▸ **Task requirements**:
1 > In the blogger's news roundup below, do the following statements agree with the text? Answer yes or no for each, and quote the exact words that decide it.
(a) Angela James previously served as executive editor of Samhain.
(b) The blogger loved White Lies as much as Midnight Rainbow.
(c) The writer of the quoted J. C. Penney review bought one of the two items she tried on.
2 > Answer these questions from the blogger's news roundup below.
(a) Under what pen name did Anne Frasier write romances?
(b) About how much did each item tried on in the J. C. Penney dressing room cost?
(c) What household income does the family in the Washington Post article have?
3 > Continue the blogger's news roundup below from its last sentence.

** Excerpt to read follows **

First up is the news that Angela James, former executive editor of Samhain, is joining the Quartet Press folks. I think QP means business, no? In other QP news, Anne Frasier aka Teresa Weir is going to be releasing Bad Karma in ebook form through Quartet. Under the penname of Teresa Weir, Frasier wrote some fabulous romances with unexpected depth and emotion. I can’t wait to enjoy a re-reading binge of Weir books.
Linda Howard will be at the Borders True Romance blog tomorrow. She blogs, among other things, why she hasn’t written about Nick, the daughter of Zane and Barrie McKenzie. I spent the last two weeks re-reading many of my favorite Linda Howard books. I wish that Harlequin would re-release her Kell Sabin series because that remains one of my all time favorite series. I didn’t love White Lies like Midnight Rainbow, Diamond Bay and Heartbreaker. Of the three, I think Midnight Rainbow is my favorite and not because the heroine’s name is Jane.
Filed under “Why I Would Be Glad if Newspapers Died” is this hugely distasteful review of JC Penney store by Cintra Wilson in NYTimes.
It took me a long time to find a size 2 among the racks. There are, however, abundant size 10’s, 12’s and 16’s. The dressing rooms are big, clean and well tended. I tried two fairly cute items: a modified domino-print swing dress with padded shoulders by American Living (aRalph Lauren line created for Penney’s) and a long psychedelic muumuu of a style generally worn by Rachel Zoe. Each was around $80; each fit nicely and looked good. I didn’t buy either because I can do better for $80, but if I were a size 18, I’d have rejoiced.
AND herein lies the genius of J. C. Penney: It has made a point of providing clothing for people of all sizes (a strategy, company officials have said, to snatch business from nearbyMacy’s). To this end, it has the most obese mannequins I have ever seen. They probably need special insulin-based epoxy injections just to make their limbs stay on. It’s like a headless wax museum devoted entirely to the cast of "Roseanne."
And then this article in the Washington Post about a family struggling to make ends meet with a household income of $300,000.00.

** End of Excerpt to read **
** Records provided follows **

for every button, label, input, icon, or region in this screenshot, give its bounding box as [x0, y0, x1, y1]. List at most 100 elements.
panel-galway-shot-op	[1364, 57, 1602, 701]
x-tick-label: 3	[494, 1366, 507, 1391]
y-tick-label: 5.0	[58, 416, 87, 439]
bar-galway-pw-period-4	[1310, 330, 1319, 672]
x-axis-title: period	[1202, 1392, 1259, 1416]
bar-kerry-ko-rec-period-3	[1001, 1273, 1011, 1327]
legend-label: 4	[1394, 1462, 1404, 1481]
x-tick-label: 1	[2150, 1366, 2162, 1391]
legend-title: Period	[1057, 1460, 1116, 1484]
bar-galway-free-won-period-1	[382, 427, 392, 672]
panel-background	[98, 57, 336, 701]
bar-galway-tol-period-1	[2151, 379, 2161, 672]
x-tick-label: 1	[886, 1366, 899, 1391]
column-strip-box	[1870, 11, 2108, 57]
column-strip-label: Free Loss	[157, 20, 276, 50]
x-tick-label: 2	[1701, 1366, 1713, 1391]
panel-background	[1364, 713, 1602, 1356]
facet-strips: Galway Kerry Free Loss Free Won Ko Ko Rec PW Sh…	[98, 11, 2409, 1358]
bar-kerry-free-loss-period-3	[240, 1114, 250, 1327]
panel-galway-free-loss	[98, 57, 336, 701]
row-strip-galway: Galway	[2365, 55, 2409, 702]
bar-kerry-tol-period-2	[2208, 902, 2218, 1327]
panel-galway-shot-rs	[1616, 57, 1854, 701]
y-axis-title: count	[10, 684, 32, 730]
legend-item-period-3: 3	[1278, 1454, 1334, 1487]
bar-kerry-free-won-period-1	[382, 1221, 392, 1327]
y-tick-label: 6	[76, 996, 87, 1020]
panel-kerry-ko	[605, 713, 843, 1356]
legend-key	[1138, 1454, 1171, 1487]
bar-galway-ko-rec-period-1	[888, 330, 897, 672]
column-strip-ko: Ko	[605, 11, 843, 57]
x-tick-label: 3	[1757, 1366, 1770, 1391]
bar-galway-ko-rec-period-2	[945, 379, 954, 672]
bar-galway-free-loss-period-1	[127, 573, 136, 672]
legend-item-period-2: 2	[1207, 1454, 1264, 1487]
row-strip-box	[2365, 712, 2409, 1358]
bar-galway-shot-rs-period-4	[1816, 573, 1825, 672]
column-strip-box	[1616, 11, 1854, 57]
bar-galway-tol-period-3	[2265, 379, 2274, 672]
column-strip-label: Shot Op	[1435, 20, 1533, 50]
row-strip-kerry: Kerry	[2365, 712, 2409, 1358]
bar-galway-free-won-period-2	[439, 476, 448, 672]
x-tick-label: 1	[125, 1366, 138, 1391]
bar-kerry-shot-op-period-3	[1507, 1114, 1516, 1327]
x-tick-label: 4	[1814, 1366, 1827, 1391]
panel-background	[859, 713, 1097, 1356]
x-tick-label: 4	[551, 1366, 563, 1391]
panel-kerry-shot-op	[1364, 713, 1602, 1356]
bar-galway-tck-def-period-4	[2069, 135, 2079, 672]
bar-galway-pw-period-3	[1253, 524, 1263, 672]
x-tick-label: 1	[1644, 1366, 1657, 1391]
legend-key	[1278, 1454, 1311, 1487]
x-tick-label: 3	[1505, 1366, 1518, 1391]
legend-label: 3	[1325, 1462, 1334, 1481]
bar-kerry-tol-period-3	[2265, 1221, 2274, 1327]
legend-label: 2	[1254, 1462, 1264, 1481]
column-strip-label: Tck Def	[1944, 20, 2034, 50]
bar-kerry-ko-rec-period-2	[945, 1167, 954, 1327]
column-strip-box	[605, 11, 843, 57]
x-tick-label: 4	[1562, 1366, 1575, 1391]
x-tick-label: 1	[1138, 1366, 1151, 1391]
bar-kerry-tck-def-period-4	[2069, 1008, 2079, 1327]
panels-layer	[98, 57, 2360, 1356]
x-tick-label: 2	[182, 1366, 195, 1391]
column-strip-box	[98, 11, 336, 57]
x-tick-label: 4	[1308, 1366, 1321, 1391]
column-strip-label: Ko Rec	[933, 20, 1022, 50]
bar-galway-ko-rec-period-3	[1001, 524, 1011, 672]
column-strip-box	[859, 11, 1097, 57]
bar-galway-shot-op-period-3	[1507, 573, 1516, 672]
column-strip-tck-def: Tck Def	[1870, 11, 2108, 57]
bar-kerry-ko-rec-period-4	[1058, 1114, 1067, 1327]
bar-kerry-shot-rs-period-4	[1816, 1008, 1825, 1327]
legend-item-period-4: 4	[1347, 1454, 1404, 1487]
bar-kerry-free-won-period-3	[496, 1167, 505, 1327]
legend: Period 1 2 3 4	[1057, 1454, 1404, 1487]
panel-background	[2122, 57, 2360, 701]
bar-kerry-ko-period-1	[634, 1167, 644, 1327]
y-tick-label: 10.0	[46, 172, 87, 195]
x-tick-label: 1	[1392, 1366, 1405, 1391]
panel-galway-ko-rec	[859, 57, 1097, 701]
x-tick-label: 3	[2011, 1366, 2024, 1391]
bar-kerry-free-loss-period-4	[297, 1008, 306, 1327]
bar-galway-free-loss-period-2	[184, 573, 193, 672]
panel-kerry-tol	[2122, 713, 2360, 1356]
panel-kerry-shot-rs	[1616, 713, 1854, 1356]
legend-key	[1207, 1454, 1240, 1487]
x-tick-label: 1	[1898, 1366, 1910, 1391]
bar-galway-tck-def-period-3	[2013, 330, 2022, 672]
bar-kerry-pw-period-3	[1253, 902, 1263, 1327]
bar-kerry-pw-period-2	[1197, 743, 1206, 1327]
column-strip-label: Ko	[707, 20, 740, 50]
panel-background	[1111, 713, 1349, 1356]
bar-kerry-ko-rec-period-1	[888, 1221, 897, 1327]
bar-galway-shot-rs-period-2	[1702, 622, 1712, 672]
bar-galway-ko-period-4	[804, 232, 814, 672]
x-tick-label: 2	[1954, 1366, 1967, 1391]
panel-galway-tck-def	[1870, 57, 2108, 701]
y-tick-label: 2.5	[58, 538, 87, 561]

** End of Records provided **

▸ **Per-task answers**:
1 >
(a) Yes: "Angela James, former executive editor of Samhain, is joining the Quartet Press folks."
(b) No: "I didn’t love White Lies like Midnight Rainbow, Diamond Bay and Heartbreaker."
(c) No: "I didn’t buy either because I can do better for $80"

2 >
(a) Teresa Weir
(b) Around $80
(c) $300,000.00

3 >
Laura Steins doesn’t mind saying that she is barely squeaking by on $300,000 a year. She lives in a place where the boom years of Wall Street pushed the standard of living to astonishing heights. Where fifth-graders shop at a store called Lester’s that sells $114 tween-size True Religion jeans. Where a cup of fresh spinach and carrot juice called the Iron Maiden costs $7.95.
As a vice president at MasterCard’s corporate office in Purchase, N.Y., she earns a base pay of $150,000 plus a bonus. This year she’ll take home 10 percent less because of a smaller bonus. She receives $75,000 a year in child support from her ex-husband. She figures she will pull an additional $50,000 from a personal investment account to “pick up the slack.”
The nanny and property taxes take $75,000 right off the top, but Steins considers both non-negotiable facts of her life and not discretionary. When she bought out her husband’s share of the house after their 2006 divorce, she assumed the costs of keeping it afloat — $8,000 to $10,000 a month. There’s a pool man, a gardener and someone to plow the snow from the quarter-mile-long driveway.
Apparently the Amish trope is the fastest selling in Christian romance.
A hero’s greatest desire is often to teach an English, or non-Amish, heroine about Jesus. Plots may stir an irresistable urge to bake rhubarb pie.
Most Amish-themed romance novels are written by non-Amish authors and are aimed primarily at an evangelical Christian readership. While Amish women do read them, leaders of Amish communities in Pennsylvania and elsewhere have actively discouraged or banned them.
The exceptions are books by an Amish woman from Franklin County, whose self-published novels are about to be picked up by a major publisher.
Read more:Post Gazette
Heather at the Galaxy Express takes a look at whether there are just too many female pilots in Science Fiction Romance.
But are heroines with the innate ability to pilot starships really such a cliché? Already?
But I do wonder: Are these heroines any different from all the heroes with the same ability? After all, in the stories of the authors noted above, both male and female characters possess such talents (even if only in passing reference). Why does it become a plot device when heroines across several books share a similar ability?
A poster at Huffington Post wonders whether publishing has abandoned men because he can’t sell his male oriented anthology of manhood. Via GalleyCat.